■ **Exercise requirements**:
Search the material below for the string "Lights" and list each line that holds it.

■ **Recorded data**:
-- start --
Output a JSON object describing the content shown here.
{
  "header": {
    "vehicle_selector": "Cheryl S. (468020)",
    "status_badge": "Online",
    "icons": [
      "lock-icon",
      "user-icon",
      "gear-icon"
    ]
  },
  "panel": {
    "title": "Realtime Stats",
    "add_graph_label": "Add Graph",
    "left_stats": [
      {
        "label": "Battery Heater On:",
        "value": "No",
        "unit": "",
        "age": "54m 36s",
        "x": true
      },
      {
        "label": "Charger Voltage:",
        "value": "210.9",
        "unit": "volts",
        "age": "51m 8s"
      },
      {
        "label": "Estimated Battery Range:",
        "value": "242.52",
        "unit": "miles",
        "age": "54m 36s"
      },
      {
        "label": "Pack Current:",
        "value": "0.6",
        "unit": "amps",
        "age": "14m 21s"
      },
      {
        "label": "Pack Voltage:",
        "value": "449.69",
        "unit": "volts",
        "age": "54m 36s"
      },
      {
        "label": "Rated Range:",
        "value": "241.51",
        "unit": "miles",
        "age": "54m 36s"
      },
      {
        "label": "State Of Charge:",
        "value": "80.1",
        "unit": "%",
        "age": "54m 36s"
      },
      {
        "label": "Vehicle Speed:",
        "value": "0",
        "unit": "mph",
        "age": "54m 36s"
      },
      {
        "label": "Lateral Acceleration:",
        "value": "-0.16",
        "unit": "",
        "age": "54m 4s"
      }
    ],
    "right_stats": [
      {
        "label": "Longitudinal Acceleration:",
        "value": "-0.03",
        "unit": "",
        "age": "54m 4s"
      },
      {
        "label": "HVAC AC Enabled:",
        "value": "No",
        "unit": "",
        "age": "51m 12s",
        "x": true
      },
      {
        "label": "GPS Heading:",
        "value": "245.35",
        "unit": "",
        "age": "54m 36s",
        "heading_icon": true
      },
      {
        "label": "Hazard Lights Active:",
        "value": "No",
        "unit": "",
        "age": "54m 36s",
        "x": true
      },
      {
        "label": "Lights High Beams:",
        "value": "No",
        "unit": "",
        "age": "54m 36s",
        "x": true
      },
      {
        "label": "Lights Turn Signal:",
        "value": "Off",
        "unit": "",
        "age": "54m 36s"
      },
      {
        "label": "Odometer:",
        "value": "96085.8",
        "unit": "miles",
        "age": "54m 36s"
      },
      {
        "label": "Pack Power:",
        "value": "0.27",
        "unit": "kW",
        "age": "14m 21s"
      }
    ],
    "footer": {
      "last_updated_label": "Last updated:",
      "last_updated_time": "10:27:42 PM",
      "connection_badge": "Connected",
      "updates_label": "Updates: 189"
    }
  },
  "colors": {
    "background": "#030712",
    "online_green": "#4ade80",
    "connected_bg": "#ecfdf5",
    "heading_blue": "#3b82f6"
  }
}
-- end --
■ **Written solution**:
        "label": "Hazard Lights Active:",
        "label": "Lights High Beams:",
        "label": "Lights Turn Signal:",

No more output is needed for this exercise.